Rows from a figure dataset:
** BEGIN **
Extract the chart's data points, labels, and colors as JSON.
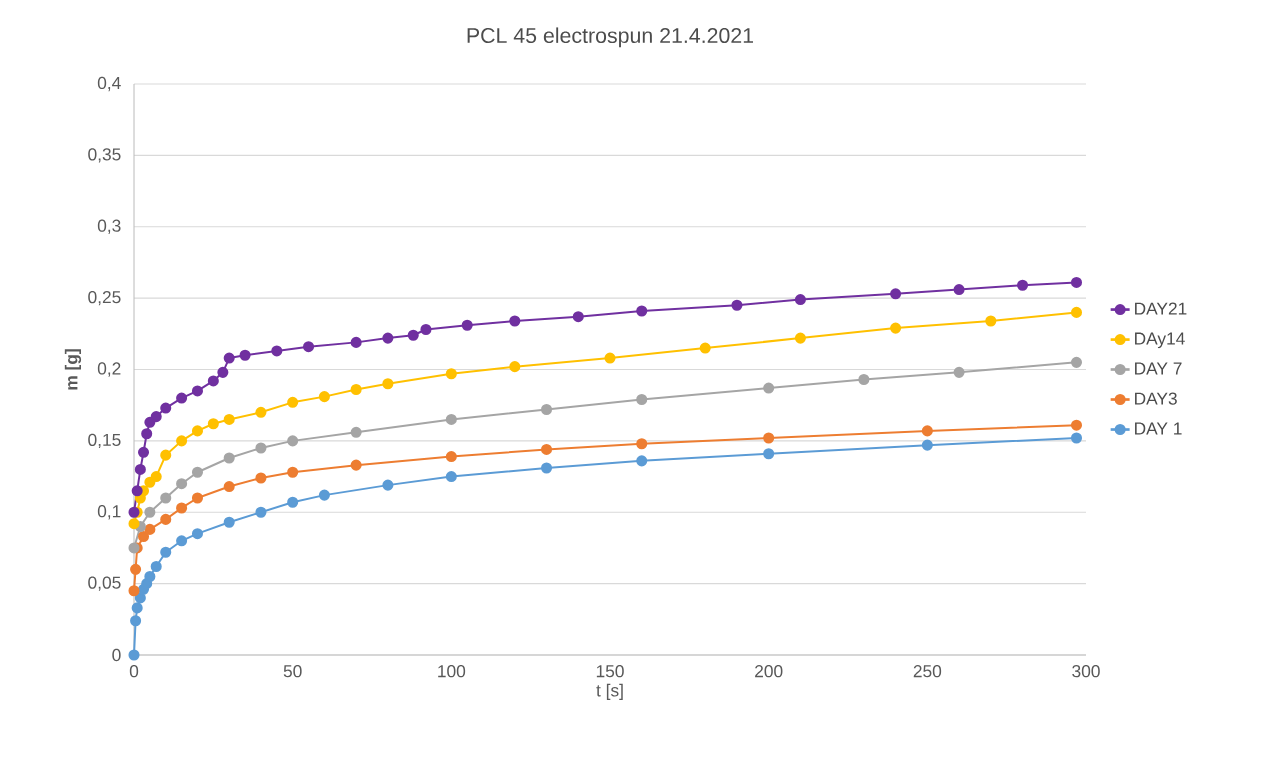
{
  "chart_data": {
    "type": "line",
    "title": "PCL 45 electrospun  21.4.2021",
    "xlabel": "t [s]",
    "ylabel": "m [g]",
    "xlim": [
      0,
      300
    ],
    "xticks": [
      0,
      50,
      100,
      150,
      200,
      250,
      300
    ],
    "ylim": [
      0,
      0.4
    ],
    "yticks": [
      0,
      {
        "value": 0.05,
        "label": "0,05"
      },
      {
        "value": 0.1,
        "label": "0,1"
      },
      {
        "value": 0.15,
        "label": "0,15"
      },
      {
        "value": 0.2,
        "label": "0,2"
      },
      {
        "value": 0.25,
        "label": "0,25"
      },
      {
        "value": 0.3,
        "label": "0,3"
      },
      {
        "value": 0.35,
        "label": "0,35"
      },
      {
        "value": 0.4,
        "label": "0,4"
      }
    ],
    "grid": "y",
    "legend": "right",
    "marker": "circle",
    "line_style": "solid",
    "series": [
      {
        "name": "DAY21",
        "color": "#7030a0",
        "x": [
          0,
          1,
          2,
          3,
          4,
          5,
          7,
          10,
          15,
          20,
          25,
          28,
          30,
          35,
          45,
          55,
          70,
          80,
          88,
          92,
          105,
          120,
          140,
          160,
          190,
          210,
          240,
          260,
          280,
          297
        ],
        "values": [
          0.1,
          0.115,
          0.13,
          0.142,
          0.155,
          0.163,
          0.167,
          0.173,
          0.18,
          0.185,
          0.192,
          0.198,
          0.208,
          0.21,
          0.213,
          0.216,
          0.219,
          0.222,
          0.224,
          0.228,
          0.231,
          0.234,
          0.237,
          0.241,
          0.245,
          0.249,
          0.253,
          0.256,
          0.259,
          0.261
        ]
      },
      {
        "name": "DAy14",
        "color": "#ffc000",
        "x": [
          0,
          1,
          2,
          3,
          5,
          7,
          10,
          15,
          20,
          25,
          30,
          40,
          50,
          60,
          70,
          80,
          100,
          120,
          150,
          180,
          210,
          240,
          270,
          297
        ],
        "values": [
          0.092,
          0.1,
          0.11,
          0.115,
          0.121,
          0.125,
          0.14,
          0.15,
          0.157,
          0.162,
          0.165,
          0.17,
          0.177,
          0.181,
          0.186,
          0.19,
          0.197,
          0.202,
          0.208,
          0.215,
          0.222,
          0.229,
          0.234,
          0.24
        ]
      },
      {
        "name": "DAY 7",
        "color": "#a5a5a5",
        "x": [
          0,
          2,
          5,
          10,
          15,
          20,
          30,
          40,
          50,
          70,
          100,
          130,
          160,
          200,
          230,
          260,
          297
        ],
        "values": [
          0.075,
          0.09,
          0.1,
          0.11,
          0.12,
          0.128,
          0.138,
          0.145,
          0.15,
          0.156,
          0.165,
          0.172,
          0.179,
          0.187,
          0.193,
          0.198,
          0.205
        ]
      },
      {
        "name": "DAY3",
        "color": "#ed7d31",
        "x": [
          0,
          0.5,
          1,
          3,
          5,
          10,
          15,
          20,
          30,
          40,
          50,
          70,
          100,
          130,
          160,
          200,
          250,
          297
        ],
        "values": [
          0.045,
          0.06,
          0.075,
          0.083,
          0.088,
          0.095,
          0.103,
          0.11,
          0.118,
          0.124,
          0.128,
          0.133,
          0.139,
          0.144,
          0.148,
          0.152,
          0.157,
          0.161
        ]
      },
      {
        "name": "DAY 1",
        "color": "#5b9bd5",
        "x": [
          0,
          0.5,
          1,
          2,
          3,
          4,
          5,
          7,
          10,
          15,
          20,
          30,
          40,
          50,
          60,
          80,
          100,
          130,
          160,
          200,
          250,
          297
        ],
        "values": [
          0,
          0.024,
          0.033,
          0.04,
          0.046,
          0.05,
          0.055,
          0.062,
          0.072,
          0.08,
          0.085,
          0.093,
          0.1,
          0.107,
          0.112,
          0.119,
          0.125,
          0.131,
          0.136,
          0.141,
          0.147,
          0.152
        ]
      }
    ]
  }
}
** END **
## Challenge
Go through the records and pull out each line that includes the word "name".

## Correct answer
        "name": "DAY21",
        "name": "DAy14",
        "name": "DAY 7",
        "name": "DAY3",
        "name": "DAY 1",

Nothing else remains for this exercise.